* Prompt
Every entry here needs to be repeated exactly.
=-=-=
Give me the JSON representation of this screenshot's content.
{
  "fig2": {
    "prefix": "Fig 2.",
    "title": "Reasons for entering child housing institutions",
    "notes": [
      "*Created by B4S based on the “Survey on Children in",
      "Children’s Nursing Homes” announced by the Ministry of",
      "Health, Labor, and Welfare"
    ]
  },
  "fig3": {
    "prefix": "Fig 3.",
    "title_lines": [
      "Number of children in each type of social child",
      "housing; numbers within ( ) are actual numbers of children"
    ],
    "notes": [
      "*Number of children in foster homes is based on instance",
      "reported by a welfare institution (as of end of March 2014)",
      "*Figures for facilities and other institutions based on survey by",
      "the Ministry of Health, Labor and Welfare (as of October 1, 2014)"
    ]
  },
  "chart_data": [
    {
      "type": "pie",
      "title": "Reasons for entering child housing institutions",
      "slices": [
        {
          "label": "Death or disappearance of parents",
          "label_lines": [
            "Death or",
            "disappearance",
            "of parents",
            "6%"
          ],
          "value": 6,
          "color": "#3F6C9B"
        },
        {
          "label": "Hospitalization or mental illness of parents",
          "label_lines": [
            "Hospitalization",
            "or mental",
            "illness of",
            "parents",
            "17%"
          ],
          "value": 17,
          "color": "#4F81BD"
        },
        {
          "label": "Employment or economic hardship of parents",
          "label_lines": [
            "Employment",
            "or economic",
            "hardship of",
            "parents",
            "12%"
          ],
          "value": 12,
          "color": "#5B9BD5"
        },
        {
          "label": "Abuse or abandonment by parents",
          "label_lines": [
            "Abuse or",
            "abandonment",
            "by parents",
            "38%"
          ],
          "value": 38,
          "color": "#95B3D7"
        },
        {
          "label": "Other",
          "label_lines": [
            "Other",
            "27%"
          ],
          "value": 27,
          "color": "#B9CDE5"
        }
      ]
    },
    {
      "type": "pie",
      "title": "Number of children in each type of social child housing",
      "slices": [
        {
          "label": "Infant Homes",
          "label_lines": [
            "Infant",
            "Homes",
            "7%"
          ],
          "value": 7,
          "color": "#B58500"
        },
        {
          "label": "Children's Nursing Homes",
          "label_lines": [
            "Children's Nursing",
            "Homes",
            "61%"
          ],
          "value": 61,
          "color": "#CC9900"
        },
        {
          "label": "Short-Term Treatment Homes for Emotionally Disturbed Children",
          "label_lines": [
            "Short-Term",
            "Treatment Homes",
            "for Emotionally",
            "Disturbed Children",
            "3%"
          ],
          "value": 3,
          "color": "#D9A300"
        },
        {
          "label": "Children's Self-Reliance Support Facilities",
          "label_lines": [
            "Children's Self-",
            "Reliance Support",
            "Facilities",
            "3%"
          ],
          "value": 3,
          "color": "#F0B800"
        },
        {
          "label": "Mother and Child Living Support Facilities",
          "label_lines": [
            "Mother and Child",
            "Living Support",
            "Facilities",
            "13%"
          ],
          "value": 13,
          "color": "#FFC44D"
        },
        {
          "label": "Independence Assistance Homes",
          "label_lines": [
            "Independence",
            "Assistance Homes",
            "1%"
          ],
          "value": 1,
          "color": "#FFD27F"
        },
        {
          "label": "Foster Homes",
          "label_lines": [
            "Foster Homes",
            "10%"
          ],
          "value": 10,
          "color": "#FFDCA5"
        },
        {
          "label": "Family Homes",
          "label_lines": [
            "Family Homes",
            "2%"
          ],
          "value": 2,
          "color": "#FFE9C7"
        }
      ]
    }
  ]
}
=-=-=
* Exercise output
Give me the JSON representation of this screenshot's content.
{
  "fig2": {
    "prefix": "Fig 2.",
    "title": "Reasons for entering child housing institutions",
    "notes": [
      "*Created by B4S based on the “Survey on Children in",
      "Children’s Nursing Homes” announced by the Ministry of",
      "Health, Labor, and Welfare"
    ]
  },
  "fig3": {
    "prefix": "Fig 3.",
    "title_lines": [
      "Number of children in each type of social child",
      "housing; numbers within ( ) are actual numbers of children"
    ],
    "notes": [
      "*Number of children in foster homes is based on instance",
      "reported by a welfare institution (as of end of March 2014)",
      "*Figures for facilities and other institutions based on survey by",
      "the Ministry of Health, Labor and Welfare (as of October 1, 2014)"
    ]
  },
  "chart_data": [
    {
      "type": "pie",
      "title": "Reasons for entering child housing institutions",
      "slices": [
        {
          "label": "Death or disappearance of parents",
          "label_lines": [
            "Death or",
            "disappearance",
            "of parents",
            "6%"
          ],
          "value": 6,
          "color": "#3F6C9B"
        },
        {
          "label": "Hospitalization or mental illness of parents",
          "label_lines": [
            "Hospitalization",
            "or mental",
            "illness of",
            "parents",
            "17%"
          ],
          "value": 17,
          "color": "#4F81BD"
        },
        {
          "label": "Employment or economic hardship of parents",
          "label_lines": [
            "Employment",
            "or economic",
            "hardship of",
            "parents",
            "12%"
          ],
          "value": 12,
          "color": "#5B9BD5"
        },
        {
          "label": "Abuse or abandonment by parents",
          "label_lines": [
            "Abuse or",
            "abandonment",
            "by parents",
            "38%"
          ],
          "value": 38,
          "color": "#95B3D7"
        },
        {
          "label": "Other",
          "label_lines": [
            "Other",
            "27%"
          ],
          "value": 27,
          "color": "#B9CDE5"
        }
      ]
    },
    {
      "type": "pie",
      "title": "Number of children in each type of social child housing",
      "slices": [
        {
          "label": "Infant Homes",
          "label_lines": [
            "Infant",
            "Homes",
            "7%"
          ],
          "value": 7,
          "color": "#B58500"
        },
        {
          "label": "Children's Nursing Homes",
          "label_lines": [
            "Children's Nursing",
            "Homes",
            "61%"
          ],
          "value": 61,
          "color": "#CC9900"
        },
        {
          "label": "Short-Term Treatment Homes for Emotionally Disturbed Children",
          "label_lines": [
            "Short-Term",
            "Treatment Homes",
            "for Emotionally",
            "Disturbed Children",
            "3%"
          ],
          "value": 3,
          "color": "#D9A300"
        },
        {
          "label": "Children's Self-Reliance Support Facilities",
          "label_lines": [
            "Children's Self-",
            "Reliance Support",
            "Facilities",
            "3%"
          ],
          "value": 3,
          "color": "#F0B800"
        },
        {
          "label": "Mother and Child Living Support Facilities",
          "label_lines": [
            "Mother and Child",
            "Living Support",
            "Facilities",
            "13%"
          ],
          "value": 13,
          "color": "#FFC44D"
        },
        {
          "label": "Independence Assistance Homes",
          "label_lines": [
            "Independence",
            "Assistance Homes",
            "1%"
          ],
          "value": 1,
          "color": "#FFD27F"
        },
        {
          "label": "Foster Homes",
          "label_lines": [
            "Foster Homes",
            "10%"
          ],
          "value": 10,
          "color": "#FFDCA5"
        },
        {
          "label": "Family Homes",
          "label_lines": [
            "Family Homes",
            "2%"
          ],
          "value": 2,
          "color": "#FFE9C7"
        }
      ]
    }
  ]
}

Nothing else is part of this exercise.